_Recorded information_
'''

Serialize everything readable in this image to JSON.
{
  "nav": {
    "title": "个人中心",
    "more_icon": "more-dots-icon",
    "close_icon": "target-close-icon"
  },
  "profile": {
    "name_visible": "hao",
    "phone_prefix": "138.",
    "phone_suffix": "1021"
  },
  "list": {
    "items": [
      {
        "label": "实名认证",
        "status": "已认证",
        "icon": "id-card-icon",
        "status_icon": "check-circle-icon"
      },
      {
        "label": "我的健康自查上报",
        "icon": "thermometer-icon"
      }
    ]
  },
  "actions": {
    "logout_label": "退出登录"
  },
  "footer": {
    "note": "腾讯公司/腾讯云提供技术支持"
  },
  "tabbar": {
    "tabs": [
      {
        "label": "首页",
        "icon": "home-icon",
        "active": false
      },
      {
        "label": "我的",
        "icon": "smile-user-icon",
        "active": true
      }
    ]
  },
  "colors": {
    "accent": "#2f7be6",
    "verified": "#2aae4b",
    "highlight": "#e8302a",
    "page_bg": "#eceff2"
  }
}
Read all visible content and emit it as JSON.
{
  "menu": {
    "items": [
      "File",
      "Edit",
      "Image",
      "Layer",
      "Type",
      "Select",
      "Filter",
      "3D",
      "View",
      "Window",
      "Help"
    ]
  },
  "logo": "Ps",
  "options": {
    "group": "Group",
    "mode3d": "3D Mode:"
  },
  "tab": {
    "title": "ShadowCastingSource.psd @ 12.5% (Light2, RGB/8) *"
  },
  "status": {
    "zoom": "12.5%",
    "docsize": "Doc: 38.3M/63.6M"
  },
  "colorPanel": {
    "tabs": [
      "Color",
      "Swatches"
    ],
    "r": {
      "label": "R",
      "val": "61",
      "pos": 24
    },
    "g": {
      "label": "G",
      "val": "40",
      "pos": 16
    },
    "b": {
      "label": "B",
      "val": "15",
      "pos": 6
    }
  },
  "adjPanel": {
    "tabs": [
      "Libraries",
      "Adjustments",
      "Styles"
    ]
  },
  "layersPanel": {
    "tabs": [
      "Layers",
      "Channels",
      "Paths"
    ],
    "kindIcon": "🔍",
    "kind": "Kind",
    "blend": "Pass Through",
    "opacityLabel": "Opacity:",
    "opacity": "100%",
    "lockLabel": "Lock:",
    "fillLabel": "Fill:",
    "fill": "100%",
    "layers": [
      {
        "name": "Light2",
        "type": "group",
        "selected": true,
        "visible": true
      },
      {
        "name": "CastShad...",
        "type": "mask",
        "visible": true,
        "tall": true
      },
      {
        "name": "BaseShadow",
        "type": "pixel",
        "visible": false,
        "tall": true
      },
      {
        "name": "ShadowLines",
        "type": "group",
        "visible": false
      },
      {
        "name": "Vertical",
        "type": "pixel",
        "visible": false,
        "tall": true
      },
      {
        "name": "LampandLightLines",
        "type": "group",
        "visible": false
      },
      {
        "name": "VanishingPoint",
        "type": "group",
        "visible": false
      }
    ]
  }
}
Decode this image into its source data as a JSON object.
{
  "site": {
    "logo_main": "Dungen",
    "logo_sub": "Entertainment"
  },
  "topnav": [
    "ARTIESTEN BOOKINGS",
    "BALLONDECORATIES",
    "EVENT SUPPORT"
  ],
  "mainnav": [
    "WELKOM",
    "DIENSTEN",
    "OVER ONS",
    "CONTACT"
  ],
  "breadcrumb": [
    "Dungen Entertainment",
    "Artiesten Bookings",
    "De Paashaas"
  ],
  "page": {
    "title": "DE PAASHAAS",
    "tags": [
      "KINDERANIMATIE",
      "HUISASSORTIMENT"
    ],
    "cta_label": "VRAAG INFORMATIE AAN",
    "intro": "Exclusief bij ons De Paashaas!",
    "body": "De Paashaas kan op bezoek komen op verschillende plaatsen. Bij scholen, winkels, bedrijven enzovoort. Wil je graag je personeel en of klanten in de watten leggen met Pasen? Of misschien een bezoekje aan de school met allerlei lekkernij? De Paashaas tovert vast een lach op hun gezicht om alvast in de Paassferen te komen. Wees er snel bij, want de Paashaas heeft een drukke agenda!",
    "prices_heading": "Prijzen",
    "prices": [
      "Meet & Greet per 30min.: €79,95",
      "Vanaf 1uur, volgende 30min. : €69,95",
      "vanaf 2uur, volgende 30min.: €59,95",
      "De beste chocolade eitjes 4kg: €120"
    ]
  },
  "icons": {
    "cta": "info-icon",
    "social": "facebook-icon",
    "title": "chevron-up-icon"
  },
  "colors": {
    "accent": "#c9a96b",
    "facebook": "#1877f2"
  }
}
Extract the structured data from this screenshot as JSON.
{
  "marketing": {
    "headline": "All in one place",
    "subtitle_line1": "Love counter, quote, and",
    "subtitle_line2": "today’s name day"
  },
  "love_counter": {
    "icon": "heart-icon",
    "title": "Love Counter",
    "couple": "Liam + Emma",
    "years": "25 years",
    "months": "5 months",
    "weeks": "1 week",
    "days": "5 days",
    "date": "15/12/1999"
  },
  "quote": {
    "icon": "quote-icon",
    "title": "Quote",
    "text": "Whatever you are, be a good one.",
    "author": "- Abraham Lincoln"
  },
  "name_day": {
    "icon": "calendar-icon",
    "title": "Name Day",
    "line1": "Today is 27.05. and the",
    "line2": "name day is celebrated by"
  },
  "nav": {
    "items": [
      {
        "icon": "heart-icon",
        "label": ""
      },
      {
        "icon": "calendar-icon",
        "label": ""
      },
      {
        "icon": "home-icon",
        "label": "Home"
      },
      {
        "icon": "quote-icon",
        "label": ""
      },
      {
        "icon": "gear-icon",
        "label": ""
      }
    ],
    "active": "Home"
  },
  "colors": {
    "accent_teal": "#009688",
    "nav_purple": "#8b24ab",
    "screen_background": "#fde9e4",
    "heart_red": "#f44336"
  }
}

'''

_Exercise requirements_
Set down each entry again, unchanged.

_Result of this exercise_
Serialize everything readable in this image to JSON.
{
  "nav": {
    "title": "个人中心",
    "more_icon": "more-dots-icon",
    "close_icon": "target-close-icon"
  },
  "profile": {
    "name_visible": "hao",
    "phone_prefix": "138.",
    "phone_suffix": "1021"
  },
  "list": {
    "items": [
      {
        "label": "实名认证",
        "status": "已认证",
        "icon": "id-card-icon",
        "status_icon": "check-circle-icon"
      },
      {
        "label": "我的健康自查上报",
        "icon": "thermometer-icon"
      }
    ]
  },
  "actions": {
    "logout_label": "退出登录"
  },
  "footer": {
    "note": "腾讯公司/腾讯云提供技术支持"
  },
  "tabbar": {
    "tabs": [
      {
        "label": "首页",
        "icon": "home-icon",
        "active": false
      },
      {
        "label": "我的",
        "icon": "smile-user-icon",
        "active": true
      }
    ]
  },
  "colors": {
    "accent": "#2f7be6",
    "verified": "#2aae4b",
    "highlight": "#e8302a",
    "page_bg": "#eceff2"
  }
}
Read all visible content and emit it as JSON.
{
  "menu": {
    "items": [
      "File",
      "Edit",
      "Image",
      "Layer",
      "Type",
      "Select",
      "Filter",
      "3D",
      "View",
      "Window",
      "Help"
    ]
  },
  "logo": "Ps",
  "options": {
    "group": "Group",
    "mode3d": "3D Mode:"
  },
  "tab": {
    "title": "ShadowCastingSource.psd @ 12.5% (Light2, RGB/8) *"
  },
  "status": {
    "zoom": "12.5%",
    "docsize": "Doc: 38.3M/63.6M"
  },
  "colorPanel": {
    "tabs": [
      "Color",
      "Swatches"
    ],
    "r": {
      "label": "R",
      "val": "61",
      "pos": 24
    },
    "g": {
      "label": "G",
      "val": "40",
      "pos": 16
    },
    "b": {
      "label": "B",
      "val": "15",
      "pos": 6
    }
  },
  "adjPanel": {
    "tabs": [
      "Libraries",
      "Adjustments",
      "Styles"
    ]
  },
  "layersPanel": {
    "tabs": [
      "Layers",
      "Channels",
      "Paths"
    ],
    "kindIcon": "🔍",
    "kind": "Kind",
    "blend": "Pass Through",
    "opacityLabel": "Opacity:",
    "opacity": "100%",
    "lockLabel": "Lock:",
    "fillLabel": "Fill:",
    "fill": "100%",
    "layers": [
      {
        "name": "Light2",
        "type": "group",
        "selected": true,
        "visible": true
      },
      {
        "name": "CastShad...",
        "type": "mask",
        "visible": true,
        "tall": true
      },
      {
        "name": "BaseShadow",
        "type": "pixel",
        "visible": false,
        "tall": true
      },
      {
        "name": "ShadowLines",
        "type": "group",
        "visible": false
      },
      {
        "name": "Vertical",
        "type": "pixel",
        "visible": false,
        "tall": true
      },
      {
        "name": "LampandLightLines",
        "type": "group",
        "visible": false
      },
      {
        "name": "VanishingPoint",
        "type": "group",
        "visible": false
      }
    ]
  }
}
Decode this image into its source data as a JSON object.
{
  "site": {
    "logo_main": "Dungen",
    "logo_sub": "Entertainment"
  },
  "topnav": [
    "ARTIESTEN BOOKINGS",
    "BALLONDECORATIES",
    "EVENT SUPPORT"
  ],
  "mainnav": [
    "WELKOM",
    "DIENSTEN",
    "OVER ONS",
    "CONTACT"
  ],
  "breadcrumb": [
    "Dungen Entertainment",
    "Artiesten Bookings",
    "De Paashaas"
  ],
  "page": {
    "title": "DE PAASHAAS",
    "tags": [
      "KINDERANIMATIE",
      "HUISASSORTIMENT"
    ],
    "cta_label": "VRAAG INFORMATIE AAN",
    "intro": "Exclusief bij ons De Paashaas!",
    "body": "De Paashaas kan op bezoek komen op verschillende plaatsen. Bij scholen, winkels, bedrijven enzovoort. Wil je graag je personeel en of klanten in de watten leggen met Pasen? Of misschien een bezoekje aan de school met allerlei lekkernij? De Paashaas tovert vast een lach op hun gezicht om alvast in de Paassferen te komen. Wees er snel bij, want de Paashaas heeft een drukke agenda!",
    "prices_heading": "Prijzen",
    "prices": [
      "Meet & Greet per 30min.: €79,95",
      "Vanaf 1uur, volgende 30min. : €69,95",
      "vanaf 2uur, volgende 30min.: €59,95",
      "De beste chocolade eitjes 4kg: €120"
    ]
  },
  "icons": {
    "cta": "info-icon",
    "social": "facebook-icon",
    "title": "chevron-up-icon"
  },
  "colors": {
    "accent": "#c9a96b",
    "facebook": "#1877f2"
  }
}
Extract the structured data from this screenshot as JSON.
{
  "marketing": {
    "headline": "All in one place",
    "subtitle_line1": "Love counter, quote, and",
    "subtitle_line2": "today’s name day"
  },
  "love_counter": {
    "icon": "heart-icon",
    "title": "Love Counter",
    "couple": "Liam + Emma",
    "years": "25 years",
    "months": "5 months",
    "weeks": "1 week",
    "days": "5 days",
    "date": "15/12/1999"
  },
  "quote": {
    "icon": "quote-icon",
    "title": "Quote",
    "text": "Whatever you are, be a good one.",
    "author": "- Abraham Lincoln"
  },
  "name_day": {
    "icon": "calendar-icon",
    "title": "Name Day",
    "line1": "Today is 27.05. and the",
    "line2": "name day is celebrated by"
  },
  "nav": {
    "items": [
      {
        "icon": "heart-icon",
        "label": ""
      },
      {
        "icon": "calendar-icon",
        "label": ""
      },
      {
        "icon": "home-icon",
        "label": "Home"
      },
      {
        "icon": "quote-icon",
        "label": ""
      },
      {
        "icon": "gear-icon",
        "label": ""
      }
    ],
    "active": "Home"
  },
  "colors": {
    "accent_teal": "#009688",
    "nav_purple": "#8b24ab",
    "screen_background": "#fde9e4",
    "heart_red": "#f44336"
  }
}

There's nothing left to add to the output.